## Exercise brief
Restate the listing that follows word for word, without its pictures.

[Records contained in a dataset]
<<<<

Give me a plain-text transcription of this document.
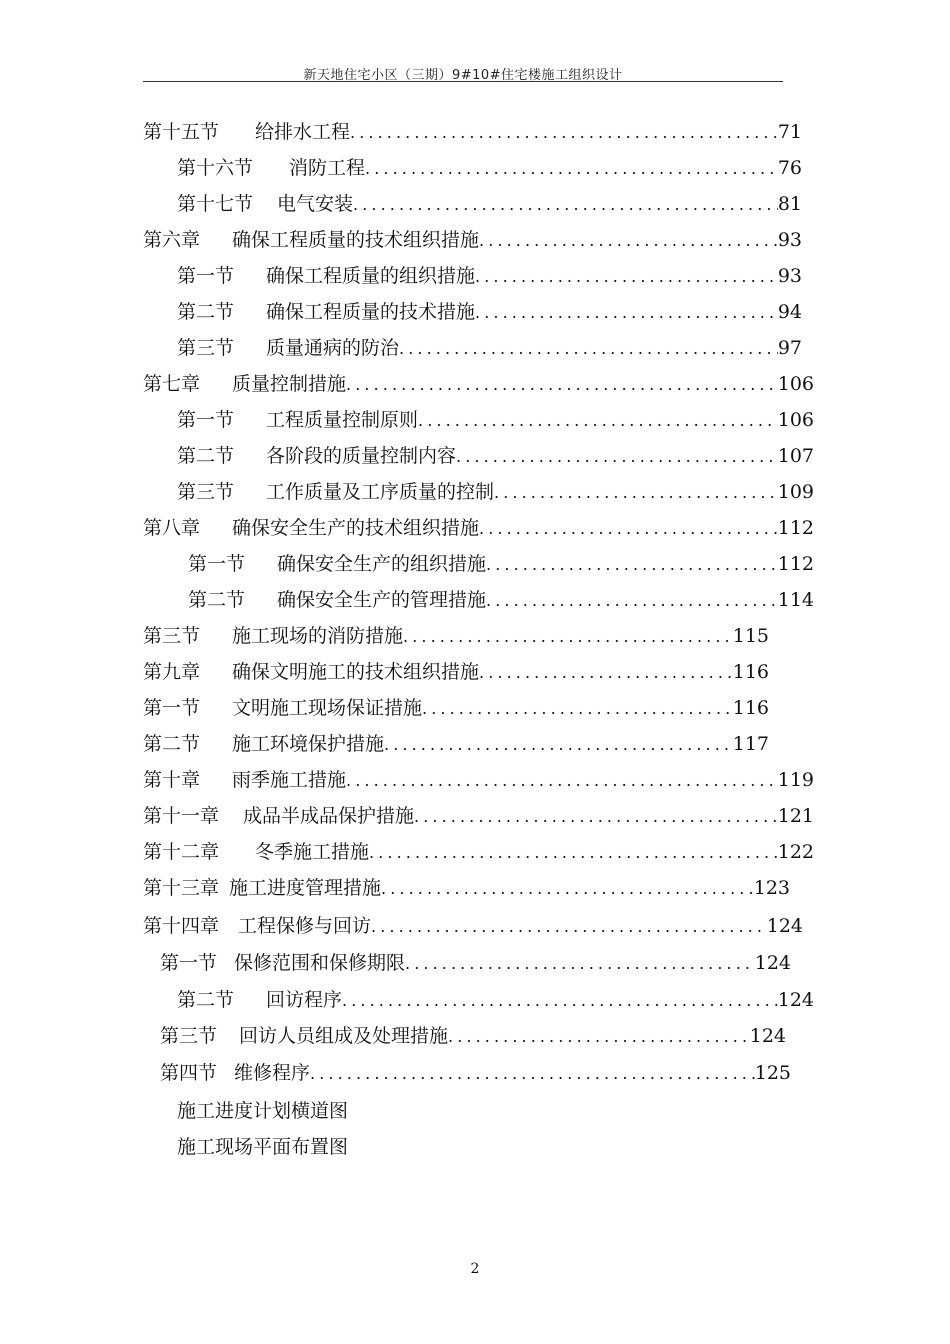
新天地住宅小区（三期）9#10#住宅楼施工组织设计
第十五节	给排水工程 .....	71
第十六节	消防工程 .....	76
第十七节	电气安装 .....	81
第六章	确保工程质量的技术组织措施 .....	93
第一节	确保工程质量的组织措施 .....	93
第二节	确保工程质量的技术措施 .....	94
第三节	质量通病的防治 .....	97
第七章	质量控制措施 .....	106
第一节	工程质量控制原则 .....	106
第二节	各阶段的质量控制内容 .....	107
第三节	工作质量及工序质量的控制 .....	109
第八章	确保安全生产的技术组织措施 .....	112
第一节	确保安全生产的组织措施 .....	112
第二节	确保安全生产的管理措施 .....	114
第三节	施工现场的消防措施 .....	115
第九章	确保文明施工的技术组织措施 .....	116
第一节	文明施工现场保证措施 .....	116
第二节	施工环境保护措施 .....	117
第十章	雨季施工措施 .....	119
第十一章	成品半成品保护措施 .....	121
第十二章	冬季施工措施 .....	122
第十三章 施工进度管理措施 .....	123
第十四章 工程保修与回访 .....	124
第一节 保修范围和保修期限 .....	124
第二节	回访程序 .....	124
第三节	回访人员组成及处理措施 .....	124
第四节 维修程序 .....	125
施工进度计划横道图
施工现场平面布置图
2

>>>>

## Result of the exercise
Give me a plain-text transcription of this document.
新天地住宅小区（三期）9#10#住宅楼施工组织设计
第十五节	给排水工程 .....	71
第十六节	消防工程 .....	76
第十七节	电气安装 .....	81
第六章	确保工程质量的技术组织措施 .....	93
第一节	确保工程质量的组织措施 .....	93
第二节	确保工程质量的技术措施 .....	94
第三节	质量通病的防治 .....	97
第七章	质量控制措施 .....	106
第一节	工程质量控制原则 .....	106
第二节	各阶段的质量控制内容 .....	107
第三节	工作质量及工序质量的控制 .....	109
第八章	确保安全生产的技术组织措施 .....	112
第一节	确保安全生产的组织措施 .....	112
第二节	确保安全生产的管理措施 .....	114
第三节	施工现场的消防措施 .....	115
第九章	确保文明施工的技术组织措施 .....	116
第一节	文明施工现场保证措施 .....	116
第二节	施工环境保护措施 .....	117
第十章	雨季施工措施 .....	119
第十一章	成品半成品保护措施 .....	121
第十二章	冬季施工措施 .....	122
第十三章 施工进度管理措施 .....	123
第十四章 工程保修与回访 .....	124
第一节 保修范围和保修期限 .....	124
第二节	回访程序 .....	124
第三节	回访人员组成及处理措施 .....	124
第四节 维修程序 .....	125
施工进度计划横道图
施工现场平面布置图
2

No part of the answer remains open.